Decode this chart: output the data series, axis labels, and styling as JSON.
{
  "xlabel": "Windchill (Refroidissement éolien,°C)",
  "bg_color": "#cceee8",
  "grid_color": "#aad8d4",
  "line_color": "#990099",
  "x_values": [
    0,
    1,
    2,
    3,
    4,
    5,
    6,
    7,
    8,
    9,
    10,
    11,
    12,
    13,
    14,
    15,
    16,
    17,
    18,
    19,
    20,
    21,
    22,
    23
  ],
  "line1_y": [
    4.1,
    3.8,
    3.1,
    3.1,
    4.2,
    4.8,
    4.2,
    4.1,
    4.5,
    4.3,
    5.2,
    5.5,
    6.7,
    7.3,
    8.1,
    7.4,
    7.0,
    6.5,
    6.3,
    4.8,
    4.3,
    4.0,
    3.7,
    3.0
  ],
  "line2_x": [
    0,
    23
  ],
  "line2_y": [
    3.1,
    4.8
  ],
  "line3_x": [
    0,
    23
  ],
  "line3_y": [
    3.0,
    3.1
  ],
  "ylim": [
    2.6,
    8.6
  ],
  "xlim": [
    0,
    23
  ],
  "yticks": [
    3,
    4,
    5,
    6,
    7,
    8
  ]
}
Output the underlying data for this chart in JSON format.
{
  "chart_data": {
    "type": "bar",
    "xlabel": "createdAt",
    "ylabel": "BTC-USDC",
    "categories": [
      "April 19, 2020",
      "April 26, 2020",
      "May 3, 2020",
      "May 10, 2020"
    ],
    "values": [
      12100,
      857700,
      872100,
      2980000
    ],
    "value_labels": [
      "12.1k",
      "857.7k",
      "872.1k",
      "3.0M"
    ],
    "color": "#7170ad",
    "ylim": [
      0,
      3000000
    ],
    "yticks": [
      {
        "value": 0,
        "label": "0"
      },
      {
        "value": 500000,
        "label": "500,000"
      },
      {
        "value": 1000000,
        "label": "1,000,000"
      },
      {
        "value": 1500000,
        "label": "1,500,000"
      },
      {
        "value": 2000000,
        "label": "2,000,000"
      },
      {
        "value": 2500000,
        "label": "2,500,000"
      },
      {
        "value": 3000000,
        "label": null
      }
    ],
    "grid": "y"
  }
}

##############################

# WRITTEN REQUEST
Repeat each entry word for word.

# SOLUTION TO THIS TASK
Decode this chart: output the data series, axis labels, and styling as JSON.
{
  "xlabel": "Windchill (Refroidissement éolien,°C)",
  "bg_color": "#cceee8",
  "grid_color": "#aad8d4",
  "line_color": "#990099",
  "x_values": [
    0,
    1,
    2,
    3,
    4,
    5,
    6,
    7,
    8,
    9,
    10,
    11,
    12,
    13,
    14,
    15,
    16,
    17,
    18,
    19,
    20,
    21,
    22,
    23
  ],
  "line1_y": [
    4.1,
    3.8,
    3.1,
    3.1,
    4.2,
    4.8,
    4.2,
    4.1,
    4.5,
    4.3,
    5.2,
    5.5,
    6.7,
    7.3,
    8.1,
    7.4,
    7.0,
    6.5,
    6.3,
    4.8,
    4.3,
    4.0,
    3.7,
    3.0
  ],
  "line2_x": [
    0,
    23
  ],
  "line2_y": [
    3.1,
    4.8
  ],
  "line3_x": [
    0,
    23
  ],
  "line3_y": [
    3.0,
    3.1
  ],
  "ylim": [
    2.6,
    8.6
  ],
  "xlim": [
    0,
    23
  ],
  "yticks": [
    3,
    4,
    5,
    6,
    7,
    8
  ]
}
Output the underlying data for this chart in JSON format.
{
  "chart_data": {
    "type": "bar",
    "xlabel": "createdAt",
    "ylabel": "BTC-USDC",
    "categories": [
      "April 19, 2020",
      "April 26, 2020",
      "May 3, 2020",
      "May 10, 2020"
    ],
    "values": [
      12100,
      857700,
      872100,
      2980000
    ],
    "value_labels": [
      "12.1k",
      "857.7k",
      "872.1k",
      "3.0M"
    ],
    "color": "#7170ad",
    "ylim": [
      0,
      3000000
    ],
    "yticks": [
      {
        "value": 0,
        "label": "0"
      },
      {
        "value": 500000,
        "label": "500,000"
      },
      {
        "value": 1000000,
        "label": "1,000,000"
      },
      {
        "value": 1500000,
        "label": "1,500,000"
      },
      {
        "value": 2000000,
        "label": "2,000,000"
      },
      {
        "value": 2500000,
        "label": "2,500,000"
      },
      {
        "value": 3000000,
        "label": null
      }
    ],
    "grid": "y"
  }
}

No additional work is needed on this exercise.